(Data entries for graphics)
++++++++

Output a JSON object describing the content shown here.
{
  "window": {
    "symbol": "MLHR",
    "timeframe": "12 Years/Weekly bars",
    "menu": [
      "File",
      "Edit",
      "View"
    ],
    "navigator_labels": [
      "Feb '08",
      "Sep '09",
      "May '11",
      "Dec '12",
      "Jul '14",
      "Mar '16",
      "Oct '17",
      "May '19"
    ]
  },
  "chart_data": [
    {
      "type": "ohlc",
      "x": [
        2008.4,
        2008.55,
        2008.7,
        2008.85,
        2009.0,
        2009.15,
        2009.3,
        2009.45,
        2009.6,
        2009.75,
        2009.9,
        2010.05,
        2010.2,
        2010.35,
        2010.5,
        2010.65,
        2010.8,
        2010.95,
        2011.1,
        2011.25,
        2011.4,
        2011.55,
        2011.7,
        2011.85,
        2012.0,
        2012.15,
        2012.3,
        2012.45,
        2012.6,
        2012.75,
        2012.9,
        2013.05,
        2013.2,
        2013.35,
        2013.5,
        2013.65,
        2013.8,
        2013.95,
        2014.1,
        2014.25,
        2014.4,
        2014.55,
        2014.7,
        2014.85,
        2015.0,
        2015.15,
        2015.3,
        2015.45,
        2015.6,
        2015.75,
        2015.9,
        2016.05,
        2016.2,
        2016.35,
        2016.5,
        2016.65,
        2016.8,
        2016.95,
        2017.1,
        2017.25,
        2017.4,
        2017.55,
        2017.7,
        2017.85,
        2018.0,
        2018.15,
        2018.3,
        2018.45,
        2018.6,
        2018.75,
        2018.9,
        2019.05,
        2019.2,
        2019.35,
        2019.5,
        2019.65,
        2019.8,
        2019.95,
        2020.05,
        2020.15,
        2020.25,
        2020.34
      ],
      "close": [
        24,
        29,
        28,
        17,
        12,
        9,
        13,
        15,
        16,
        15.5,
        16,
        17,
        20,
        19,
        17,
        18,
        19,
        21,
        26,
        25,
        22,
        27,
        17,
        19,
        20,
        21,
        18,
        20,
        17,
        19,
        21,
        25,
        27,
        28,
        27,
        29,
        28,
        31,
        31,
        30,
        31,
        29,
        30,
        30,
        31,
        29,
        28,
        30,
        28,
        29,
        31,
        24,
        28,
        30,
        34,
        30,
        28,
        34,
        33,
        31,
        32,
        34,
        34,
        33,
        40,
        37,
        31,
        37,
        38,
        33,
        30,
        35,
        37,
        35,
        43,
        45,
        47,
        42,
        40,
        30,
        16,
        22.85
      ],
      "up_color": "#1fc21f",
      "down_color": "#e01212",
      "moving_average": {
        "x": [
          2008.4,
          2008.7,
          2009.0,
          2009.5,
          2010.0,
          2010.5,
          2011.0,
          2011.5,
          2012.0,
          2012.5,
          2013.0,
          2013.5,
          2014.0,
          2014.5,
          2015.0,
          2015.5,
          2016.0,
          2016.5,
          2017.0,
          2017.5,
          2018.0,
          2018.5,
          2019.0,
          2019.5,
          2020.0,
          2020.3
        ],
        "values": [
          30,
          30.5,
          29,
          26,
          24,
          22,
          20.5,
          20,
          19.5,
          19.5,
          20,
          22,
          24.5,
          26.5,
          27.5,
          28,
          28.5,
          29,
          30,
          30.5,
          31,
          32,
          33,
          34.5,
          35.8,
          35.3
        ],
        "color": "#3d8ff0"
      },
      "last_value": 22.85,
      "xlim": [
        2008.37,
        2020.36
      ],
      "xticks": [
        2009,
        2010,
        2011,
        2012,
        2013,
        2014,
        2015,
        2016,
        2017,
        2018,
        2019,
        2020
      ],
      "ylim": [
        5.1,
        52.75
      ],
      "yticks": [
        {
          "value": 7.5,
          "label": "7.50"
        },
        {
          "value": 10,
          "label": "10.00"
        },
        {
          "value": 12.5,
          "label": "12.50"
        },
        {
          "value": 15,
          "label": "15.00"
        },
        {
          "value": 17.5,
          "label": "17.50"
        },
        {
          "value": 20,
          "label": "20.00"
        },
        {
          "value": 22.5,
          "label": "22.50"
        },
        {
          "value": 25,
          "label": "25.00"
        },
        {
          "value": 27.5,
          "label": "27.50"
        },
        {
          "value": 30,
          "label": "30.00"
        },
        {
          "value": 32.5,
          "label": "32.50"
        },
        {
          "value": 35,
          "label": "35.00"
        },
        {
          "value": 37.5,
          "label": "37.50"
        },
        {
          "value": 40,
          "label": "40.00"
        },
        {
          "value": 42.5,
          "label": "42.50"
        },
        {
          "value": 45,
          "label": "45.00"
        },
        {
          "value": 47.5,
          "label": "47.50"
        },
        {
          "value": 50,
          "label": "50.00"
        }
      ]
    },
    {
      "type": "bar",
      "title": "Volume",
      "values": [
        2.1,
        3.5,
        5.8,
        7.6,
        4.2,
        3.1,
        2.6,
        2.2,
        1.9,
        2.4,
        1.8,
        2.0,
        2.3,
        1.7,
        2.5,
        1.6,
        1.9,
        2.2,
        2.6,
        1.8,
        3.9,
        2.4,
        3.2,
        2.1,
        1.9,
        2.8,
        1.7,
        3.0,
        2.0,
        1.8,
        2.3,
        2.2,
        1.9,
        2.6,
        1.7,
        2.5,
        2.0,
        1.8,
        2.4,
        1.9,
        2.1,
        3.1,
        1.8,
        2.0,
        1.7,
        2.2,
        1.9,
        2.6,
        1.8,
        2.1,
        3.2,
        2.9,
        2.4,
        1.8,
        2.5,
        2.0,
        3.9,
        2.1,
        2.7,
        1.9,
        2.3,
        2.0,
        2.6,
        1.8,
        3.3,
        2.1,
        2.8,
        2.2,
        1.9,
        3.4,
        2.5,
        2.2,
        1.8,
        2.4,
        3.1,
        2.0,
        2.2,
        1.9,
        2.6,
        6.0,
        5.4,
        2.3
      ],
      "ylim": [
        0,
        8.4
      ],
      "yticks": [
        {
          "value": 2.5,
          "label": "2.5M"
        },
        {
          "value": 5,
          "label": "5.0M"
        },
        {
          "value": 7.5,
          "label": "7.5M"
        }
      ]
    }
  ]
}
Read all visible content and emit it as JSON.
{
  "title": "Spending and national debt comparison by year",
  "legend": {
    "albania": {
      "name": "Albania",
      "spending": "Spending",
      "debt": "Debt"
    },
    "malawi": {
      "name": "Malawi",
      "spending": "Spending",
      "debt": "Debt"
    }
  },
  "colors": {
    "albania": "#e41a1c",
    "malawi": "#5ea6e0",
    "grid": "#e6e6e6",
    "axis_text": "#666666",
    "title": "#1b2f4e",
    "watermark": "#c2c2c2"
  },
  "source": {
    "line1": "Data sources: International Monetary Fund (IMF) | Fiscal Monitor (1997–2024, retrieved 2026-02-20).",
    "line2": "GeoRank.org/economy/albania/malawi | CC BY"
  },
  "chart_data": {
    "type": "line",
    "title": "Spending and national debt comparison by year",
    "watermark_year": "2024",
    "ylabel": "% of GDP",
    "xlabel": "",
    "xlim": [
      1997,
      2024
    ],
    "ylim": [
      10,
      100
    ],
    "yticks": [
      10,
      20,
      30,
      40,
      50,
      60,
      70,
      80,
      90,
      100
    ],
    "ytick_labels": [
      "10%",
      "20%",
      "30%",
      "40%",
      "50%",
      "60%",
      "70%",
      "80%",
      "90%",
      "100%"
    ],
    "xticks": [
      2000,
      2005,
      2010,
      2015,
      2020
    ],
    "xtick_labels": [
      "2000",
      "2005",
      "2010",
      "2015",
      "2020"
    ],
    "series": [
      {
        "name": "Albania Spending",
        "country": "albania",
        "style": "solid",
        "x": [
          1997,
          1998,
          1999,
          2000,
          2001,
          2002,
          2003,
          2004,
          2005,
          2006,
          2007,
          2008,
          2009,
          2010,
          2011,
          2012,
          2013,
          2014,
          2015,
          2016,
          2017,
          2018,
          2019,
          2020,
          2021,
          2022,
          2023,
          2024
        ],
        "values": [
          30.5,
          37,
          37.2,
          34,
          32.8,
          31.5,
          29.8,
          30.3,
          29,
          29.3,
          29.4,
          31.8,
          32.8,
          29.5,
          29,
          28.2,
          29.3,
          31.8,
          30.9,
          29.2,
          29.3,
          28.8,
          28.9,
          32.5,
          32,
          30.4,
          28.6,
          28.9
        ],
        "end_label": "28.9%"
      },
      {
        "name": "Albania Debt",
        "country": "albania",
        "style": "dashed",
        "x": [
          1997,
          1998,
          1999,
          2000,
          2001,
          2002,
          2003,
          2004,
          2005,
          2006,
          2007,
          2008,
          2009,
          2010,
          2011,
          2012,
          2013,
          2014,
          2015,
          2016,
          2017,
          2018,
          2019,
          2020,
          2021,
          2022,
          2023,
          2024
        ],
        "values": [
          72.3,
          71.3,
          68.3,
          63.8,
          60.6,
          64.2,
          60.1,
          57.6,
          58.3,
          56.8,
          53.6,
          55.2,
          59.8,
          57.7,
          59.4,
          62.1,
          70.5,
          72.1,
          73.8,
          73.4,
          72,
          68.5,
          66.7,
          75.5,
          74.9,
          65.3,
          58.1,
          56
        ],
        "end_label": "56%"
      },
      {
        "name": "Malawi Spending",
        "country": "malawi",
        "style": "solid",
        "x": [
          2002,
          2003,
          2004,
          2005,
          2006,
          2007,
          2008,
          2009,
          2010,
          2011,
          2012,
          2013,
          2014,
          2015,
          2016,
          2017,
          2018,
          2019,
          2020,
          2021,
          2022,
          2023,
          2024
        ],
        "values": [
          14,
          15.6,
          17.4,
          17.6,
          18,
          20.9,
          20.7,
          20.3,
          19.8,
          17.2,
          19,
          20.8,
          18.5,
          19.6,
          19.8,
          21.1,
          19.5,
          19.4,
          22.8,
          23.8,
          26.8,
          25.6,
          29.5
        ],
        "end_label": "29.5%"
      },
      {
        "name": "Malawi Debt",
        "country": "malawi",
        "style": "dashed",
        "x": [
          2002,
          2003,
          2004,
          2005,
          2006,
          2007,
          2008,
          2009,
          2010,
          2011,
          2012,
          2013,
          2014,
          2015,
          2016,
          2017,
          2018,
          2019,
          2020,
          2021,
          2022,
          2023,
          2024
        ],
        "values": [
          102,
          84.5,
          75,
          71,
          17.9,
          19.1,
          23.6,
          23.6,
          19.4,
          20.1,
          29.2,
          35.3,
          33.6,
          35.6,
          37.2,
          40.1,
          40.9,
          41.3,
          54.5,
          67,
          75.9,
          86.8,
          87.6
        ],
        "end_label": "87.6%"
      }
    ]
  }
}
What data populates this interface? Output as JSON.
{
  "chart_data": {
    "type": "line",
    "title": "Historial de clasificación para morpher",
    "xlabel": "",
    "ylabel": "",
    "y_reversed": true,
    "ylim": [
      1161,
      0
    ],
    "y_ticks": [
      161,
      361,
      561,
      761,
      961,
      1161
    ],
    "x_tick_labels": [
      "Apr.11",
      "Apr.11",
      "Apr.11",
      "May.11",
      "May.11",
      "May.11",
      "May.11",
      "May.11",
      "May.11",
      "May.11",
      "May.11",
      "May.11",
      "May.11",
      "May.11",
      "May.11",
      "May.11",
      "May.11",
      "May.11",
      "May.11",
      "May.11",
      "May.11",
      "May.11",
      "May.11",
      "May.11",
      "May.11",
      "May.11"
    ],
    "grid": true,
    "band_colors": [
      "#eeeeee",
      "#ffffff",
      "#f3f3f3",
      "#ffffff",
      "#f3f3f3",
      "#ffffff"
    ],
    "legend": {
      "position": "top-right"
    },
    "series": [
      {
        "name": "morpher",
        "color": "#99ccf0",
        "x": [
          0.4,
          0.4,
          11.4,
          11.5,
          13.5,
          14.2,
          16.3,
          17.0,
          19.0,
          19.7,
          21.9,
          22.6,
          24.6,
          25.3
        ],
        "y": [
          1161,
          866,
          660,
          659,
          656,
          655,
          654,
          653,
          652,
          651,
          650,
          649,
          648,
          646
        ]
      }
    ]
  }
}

++++++++

**What you will do:** Read the lines above. Gather those in which the string "JSON" is found.

**Answer to the exercise:**
Output a JSON object describing the content shown here.
Read all visible content and emit it as JSON.
What data populates this interface? Output as JSON.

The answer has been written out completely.